*Task item*
Word for word, give every line of the listing again.

*Data extract*
=== Begin Enclosure ===
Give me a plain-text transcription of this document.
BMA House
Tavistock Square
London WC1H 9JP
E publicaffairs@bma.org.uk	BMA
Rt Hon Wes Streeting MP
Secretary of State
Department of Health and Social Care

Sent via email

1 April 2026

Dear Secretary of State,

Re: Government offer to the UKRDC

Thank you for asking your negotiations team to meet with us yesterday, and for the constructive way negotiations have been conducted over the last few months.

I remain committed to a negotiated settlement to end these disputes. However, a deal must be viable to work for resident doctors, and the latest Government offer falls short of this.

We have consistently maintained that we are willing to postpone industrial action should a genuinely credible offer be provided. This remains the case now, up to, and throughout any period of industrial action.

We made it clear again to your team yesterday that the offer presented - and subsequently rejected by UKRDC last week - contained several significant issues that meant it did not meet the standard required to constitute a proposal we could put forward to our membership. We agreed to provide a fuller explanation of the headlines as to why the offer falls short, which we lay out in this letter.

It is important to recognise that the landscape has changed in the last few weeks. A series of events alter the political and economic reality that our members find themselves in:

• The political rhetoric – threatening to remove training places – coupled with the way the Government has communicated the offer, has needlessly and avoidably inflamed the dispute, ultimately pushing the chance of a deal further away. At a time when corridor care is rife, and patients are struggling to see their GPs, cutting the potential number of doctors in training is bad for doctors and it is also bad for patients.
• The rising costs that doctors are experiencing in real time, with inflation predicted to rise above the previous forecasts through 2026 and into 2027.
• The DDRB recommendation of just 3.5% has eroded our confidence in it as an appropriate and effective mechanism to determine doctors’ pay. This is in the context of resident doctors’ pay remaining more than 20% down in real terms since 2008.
=== End Enclosure ===
*Solution below*
Give me a plain-text transcription of this document.
BMA House
Tavistock Square
London WC1H 9JP
E publicaffairs@bma.org.uk	BMA
Rt Hon Wes Streeting MP
Secretary of State
Department of Health and Social Care

Sent via email

1 April 2026

Dear Secretary of State,

Re: Government offer to the UKRDC

Thank you for asking your negotiations team to meet with us yesterday, and for the constructive way negotiations have been conducted over the last few months.

I remain committed to a negotiated settlement to end these disputes. However, a deal must be viable to work for resident doctors, and the latest Government offer falls short of this.

We have consistently maintained that we are willing to postpone industrial action should a genuinely credible offer be provided. This remains the case now, up to, and throughout any period of industrial action.

We made it clear again to your team yesterday that the offer presented - and subsequently rejected by UKRDC last week - contained several significant issues that meant it did not meet the standard required to constitute a proposal we could put forward to our membership. We agreed to provide a fuller explanation of the headlines as to why the offer falls short, which we lay out in this letter.

It is important to recognise that the landscape has changed in the last few weeks. A series of events alter the political and economic reality that our members find themselves in:

• The political rhetoric – threatening to remove training places – coupled with the way the Government has communicated the offer, has needlessly and avoidably inflamed the dispute, ultimately pushing the chance of a deal further away. At a time when corridor care is rife, and patients are struggling to see their GPs, cutting the potential number of doctors in training is bad for doctors and it is also bad for patients.
• The rising costs that doctors are experiencing in real time, with inflation predicted to rise above the previous forecasts through 2026 and into 2027.
• The DDRB recommendation of just 3.5% has eroded our confidence in it as an appropriate and effective mechanism to determine doctors’ pay. This is in the context of resident doctors’ pay remaining more than 20% down in real terms since 2008.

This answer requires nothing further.